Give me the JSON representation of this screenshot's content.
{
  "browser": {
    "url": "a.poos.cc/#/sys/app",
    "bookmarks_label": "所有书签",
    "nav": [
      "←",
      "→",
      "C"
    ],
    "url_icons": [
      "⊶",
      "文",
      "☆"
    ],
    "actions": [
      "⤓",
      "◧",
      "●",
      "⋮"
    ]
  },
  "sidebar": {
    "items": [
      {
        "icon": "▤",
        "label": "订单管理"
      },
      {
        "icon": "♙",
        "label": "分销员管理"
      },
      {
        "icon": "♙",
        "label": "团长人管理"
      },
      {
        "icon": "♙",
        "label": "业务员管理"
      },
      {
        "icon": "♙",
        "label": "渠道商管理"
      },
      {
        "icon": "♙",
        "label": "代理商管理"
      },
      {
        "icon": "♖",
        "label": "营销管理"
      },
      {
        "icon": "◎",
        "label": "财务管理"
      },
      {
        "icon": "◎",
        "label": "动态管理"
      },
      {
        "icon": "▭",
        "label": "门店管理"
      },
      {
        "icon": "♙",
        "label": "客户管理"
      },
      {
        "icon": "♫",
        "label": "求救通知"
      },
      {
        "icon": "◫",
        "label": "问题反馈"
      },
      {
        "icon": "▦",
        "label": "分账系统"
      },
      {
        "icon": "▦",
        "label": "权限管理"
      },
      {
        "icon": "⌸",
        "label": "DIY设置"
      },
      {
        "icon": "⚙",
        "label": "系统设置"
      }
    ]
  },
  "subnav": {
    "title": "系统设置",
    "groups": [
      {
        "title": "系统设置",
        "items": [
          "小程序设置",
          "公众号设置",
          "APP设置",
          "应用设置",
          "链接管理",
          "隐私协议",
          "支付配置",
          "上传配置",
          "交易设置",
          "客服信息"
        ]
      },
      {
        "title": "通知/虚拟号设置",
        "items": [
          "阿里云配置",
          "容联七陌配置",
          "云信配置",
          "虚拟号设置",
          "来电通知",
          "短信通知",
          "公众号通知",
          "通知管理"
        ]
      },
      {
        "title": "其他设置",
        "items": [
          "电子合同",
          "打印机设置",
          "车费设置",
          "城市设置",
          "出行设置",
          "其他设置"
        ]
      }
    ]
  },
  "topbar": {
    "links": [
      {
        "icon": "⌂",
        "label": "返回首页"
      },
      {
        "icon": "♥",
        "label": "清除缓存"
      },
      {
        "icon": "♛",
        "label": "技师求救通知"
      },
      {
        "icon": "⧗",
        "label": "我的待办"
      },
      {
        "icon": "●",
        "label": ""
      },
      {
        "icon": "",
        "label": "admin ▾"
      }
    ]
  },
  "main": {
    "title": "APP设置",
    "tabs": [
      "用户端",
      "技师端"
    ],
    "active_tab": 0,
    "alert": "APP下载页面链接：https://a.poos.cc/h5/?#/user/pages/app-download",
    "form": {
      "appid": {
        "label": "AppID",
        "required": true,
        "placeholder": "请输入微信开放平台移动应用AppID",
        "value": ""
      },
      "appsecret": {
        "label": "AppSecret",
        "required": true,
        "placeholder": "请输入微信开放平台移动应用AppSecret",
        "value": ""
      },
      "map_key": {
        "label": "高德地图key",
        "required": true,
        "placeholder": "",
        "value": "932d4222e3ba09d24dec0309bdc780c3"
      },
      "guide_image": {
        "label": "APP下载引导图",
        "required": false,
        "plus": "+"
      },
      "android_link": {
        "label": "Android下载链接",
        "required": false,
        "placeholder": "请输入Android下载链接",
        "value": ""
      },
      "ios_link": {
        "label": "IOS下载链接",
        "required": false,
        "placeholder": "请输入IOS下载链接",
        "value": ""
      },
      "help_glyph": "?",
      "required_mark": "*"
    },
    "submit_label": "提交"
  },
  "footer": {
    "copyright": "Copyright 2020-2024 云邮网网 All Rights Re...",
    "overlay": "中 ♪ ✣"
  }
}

#####

Task to complete: Take the entries above and transcribe them in full.

Task output:
Give me the JSON representation of this screenshot's content.
{
  "browser": {
    "url": "a.poos.cc/#/sys/app",
    "bookmarks_label": "所有书签",
    "nav": [
      "←",
      "→",
      "C"
    ],
    "url_icons": [
      "⊶",
      "文",
      "☆"
    ],
    "actions": [
      "⤓",
      "◧",
      "●",
      "⋮"
    ]
  },
  "sidebar": {
    "items": [
      {
        "icon": "▤",
        "label": "订单管理"
      },
      {
        "icon": "♙",
        "label": "分销员管理"
      },
      {
        "icon": "♙",
        "label": "团长人管理"
      },
      {
        "icon": "♙",
        "label": "业务员管理"
      },
      {
        "icon": "♙",
        "label": "渠道商管理"
      },
      {
        "icon": "♙",
        "label": "代理商管理"
      },
      {
        "icon": "♖",
        "label": "营销管理"
      },
      {
        "icon": "◎",
        "label": "财务管理"
      },
      {
        "icon": "◎",
        "label": "动态管理"
      },
      {
        "icon": "▭",
        "label": "门店管理"
      },
      {
        "icon": "♙",
        "label": "客户管理"
      },
      {
        "icon": "♫",
        "label": "求救通知"
      },
      {
        "icon": "◫",
        "label": "问题反馈"
      },
      {
        "icon": "▦",
        "label": "分账系统"
      },
      {
        "icon": "▦",
        "label": "权限管理"
      },
      {
        "icon": "⌸",
        "label": "DIY设置"
      },
      {
        "icon": "⚙",
        "label": "系统设置"
      }
    ]
  },
  "subnav": {
    "title": "系统设置",
    "groups": [
      {
        "title": "系统设置",
        "items": [
          "小程序设置",
          "公众号设置",
          "APP设置",
          "应用设置",
          "链接管理",
          "隐私协议",
          "支付配置",
          "上传配置",
          "交易设置",
          "客服信息"
        ]
      },
      {
        "title": "通知/虚拟号设置",
        "items": [
          "阿里云配置",
          "容联七陌配置",
          "云信配置",
          "虚拟号设置",
          "来电通知",
          "短信通知",
          "公众号通知",
          "通知管理"
        ]
      },
      {
        "title": "其他设置",
        "items": [
          "电子合同",
          "打印机设置",
          "车费设置",
          "城市设置",
          "出行设置",
          "其他设置"
        ]
      }
    ]
  },
  "topbar": {
    "links": [
      {
        "icon": "⌂",
        "label": "返回首页"
      },
      {
        "icon": "♥",
        "label": "清除缓存"
      },
      {
        "icon": "♛",
        "label": "技师求救通知"
      },
      {
        "icon": "⧗",
        "label": "我的待办"
      },
      {
        "icon": "●",
        "label": ""
      },
      {
        "icon": "",
        "label": "admin ▾"
      }
    ]
  },
  "main": {
    "title": "APP设置",
    "tabs": [
      "用户端",
      "技师端"
    ],
    "active_tab": 0,
    "alert": "APP下载页面链接：https://a.poos.cc/h5/?#/user/pages/app-download",
    "form": {
      "appid": {
        "label": "AppID",
        "required": true,
        "placeholder": "请输入微信开放平台移动应用AppID",
        "value": ""
      },
      "appsecret": {
        "label": "AppSecret",
        "required": true,
        "placeholder": "请输入微信开放平台移动应用AppSecret",
        "value": ""
      },
      "map_key": {
        "label": "高德地图key",
        "required": true,
        "placeholder": "",
        "value": "932d4222e3ba09d24dec0309bdc780c3"
      },
      "guide_image": {
        "label": "APP下载引导图",
        "required": false,
        "plus": "+"
      },
      "android_link": {
        "label": "Android下载链接",
        "required": false,
        "placeholder": "请输入Android下载链接",
        "value": ""
      },
      "ios_link": {
        "label": "IOS下载链接",
        "required": false,
        "placeholder": "请输入IOS下载链接",
        "value": ""
      },
      "help_glyph": "?",
      "required_mark": "*"
    },
    "submit_label": "提交"
  },
  "footer": {
    "copyright": "Copyright 2020-2024 云邮网网 All Rights Re...",
    "overlay": "中 ♪ ✣"
  }
}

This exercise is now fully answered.